#### REQUIREMENTS
Compute how many lines in the entries below contain "pull", and output nothing but the number.

#### RECORDS TO PROCESS
——————
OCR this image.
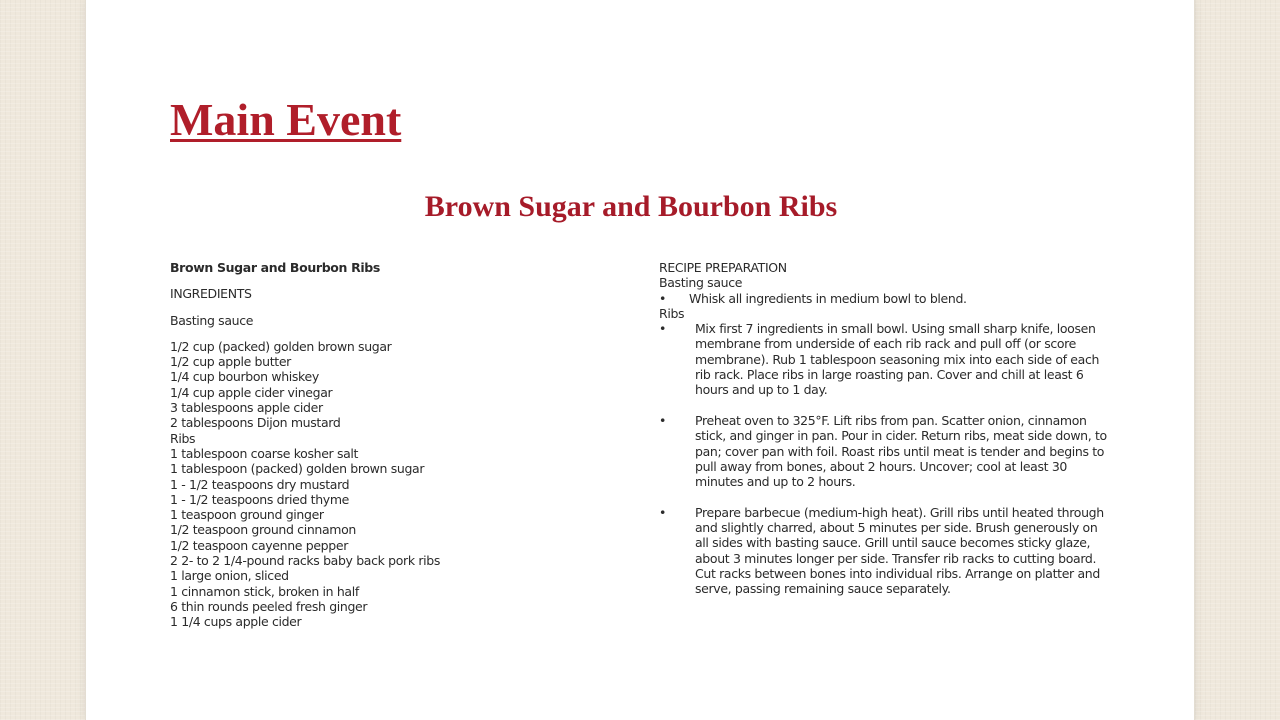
Main Event
Brown Sugar and Bourbon Ribs
Brown Sugar and Bourbon Ribs
INGREDIENTS
Basting sauce
1/2 cup (packed) golden brown sugar
1/2 cup apple butter
1/4 cup bourbon whiskey
1/4 cup apple cider vinegar
3 tablespoons apple cider
2 tablespoons Dijon mustard
Ribs
1 tablespoon coarse kosher salt
1 tablespoon (packed) golden brown sugar
1 - 1/2 teaspoons dry mustard
1 - 1/2 teaspoons dried thyme
1 teaspoon ground ginger
1/2 teaspoon ground cinnamon
1/2 teaspoon cayenne pepper
2 2- to 2 1/4-pound racks baby back pork ribs
1 large onion, sliced
1 cinnamon stick, broken in half
6 thin rounds peeled fresh ginger
1 1/4 cups apple cider
RECIPE PREPARATION
Basting sauce
• Whisk all ingredients in medium bowl to blend.
Ribs
• Mix first 7 ingredients in small bowl. Using small sharp knife, loosen
membrane from underside of each rib rack and pull off (or score
membrane). Rub 1 tablespoon seasoning mix into each side of each
rib rack. Place ribs in large roasting pan. Cover and chill at least 6
hours and up to 1 day.
• Preheat oven to 325°F. Lift ribs from pan. Scatter onion, cinnamon
stick, and ginger in pan. Pour in cider. Return ribs, meat side down, to
pan; cover pan with foil. Roast ribs until meat is tender and begins to
pull away from bones, about 2 hours. Uncover; cool at least 30
minutes and up to 2 hours.
• Prepare barbecue (medium-high heat). Grill ribs until heated through
and slightly charred, about 5 minutes per side. Brush generously on
all sides with basting sauce. Grill until sauce becomes sticky glaze,
about 3 minutes longer per side. Transfer rib racks to cutting board.
Cut racks between bones into individual ribs. Arrange on platter and
serve, passing remaining sauce separately.
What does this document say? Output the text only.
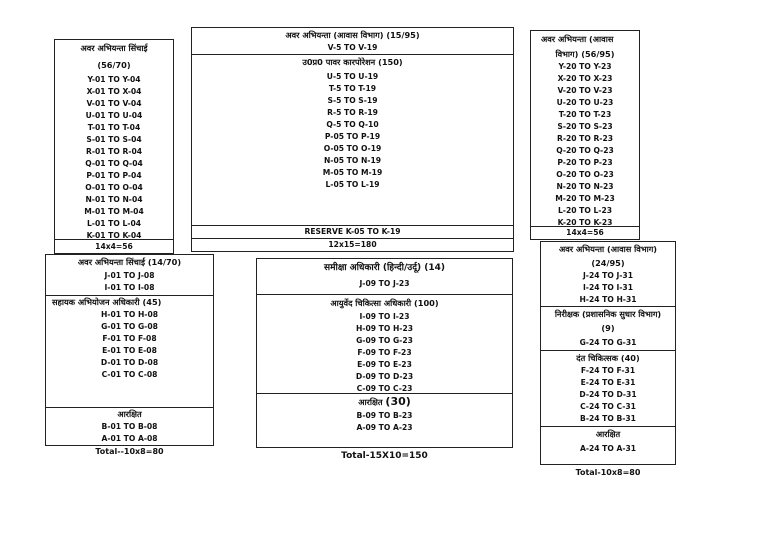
अवर अभियन्ता सिंचाई
(56/70)
Y-01 TO Y-04
X-01 TO X-04
V-01 TO V-04
U-01 TO U-04
T-01 TO T-04
S-01 TO S-04
R-01 TO R-04
Q-01 TO Q-04
P-01 TO P-04
O-01 TO O-04
N-01 TO N-04
M-01 TO M-04
L-01 TO L-04
K-01 TO K-04
14x4=56
अवर अभियन्ता (आवास विभाग) (15/95)
V-5 TO V-19
उ0प्र0 पावर कारपोरेशन (150)
U-5 TO U-19
T-5 TO T-19
S-5 TO S-19
R-5 TO R-19
Q-5 TO Q-10
P-05 TO P-19
O-05 TO O-19
N-05 TO N-19
M-05 TO M-19
L-05 TO L-19
RESERVE K-05 TO K-19
12x15=180
अवर अभियन्ता (आवास
विभाग) (56/95)
Y-20 TO Y-23
X-20 TO X-23
V-20 TO V-23
U-20 TO U-23
T-20 TO T-23
S-20 TO S-23
R-20 TO R-23
Q-20 TO Q-23
P-20 TO P-23
O-20 TO O-23
N-20 TO N-23
M-20 TO M-23
L-20 TO L-23
K-20 TO K-23
14x4=56
अवर अभियन्ता सिंचाई (14/70)
J-01 TO J-08
I-01 TO I-08
सहायक अभियोजन अधिकारी (45)
H-01 TO H-08
G-01 TO G-08
F-01 TO F-08
E-01 TO E-08
D-01 TO D-08
C-01 TO C-08
आरक्षित
B-01 TO B-08
A-01 TO A-08
Total--10x8=80
समीक्षा अधिकारी (हिन्दी/उर्दू) (14)
J-09 TO J-23
आयुर्वेद चिकित्सा अधिकारी (100)
I-09 TO I-23
H-09 TO H-23
G-09 TO G-23
F-09 TO F-23
E-09 TO E-23
D-09 TO D-23
C-09 TO C-23
आरक्षित (30)
B-09 TO B-23
A-09 TO A-23
Total-15X10=150
अवर अभियन्ता (आवास विभाग)
(24/95)
J-24 TO J-31
I-24 TO I-31
H-24 TO H-31
निरीक्षक (प्रशासनिक सुधार विभाग)
(9)
G-24 TO G-31
दंत चिकित्सक (40)
F-24 TO F-31
E-24 TO E-31
D-24 TO D-31
C-24 TO C-31
B-24 TO B-31
आरक्षित
A-24 TO A-31
Total-10x8=80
——————
#### SOLUTION BELOW
2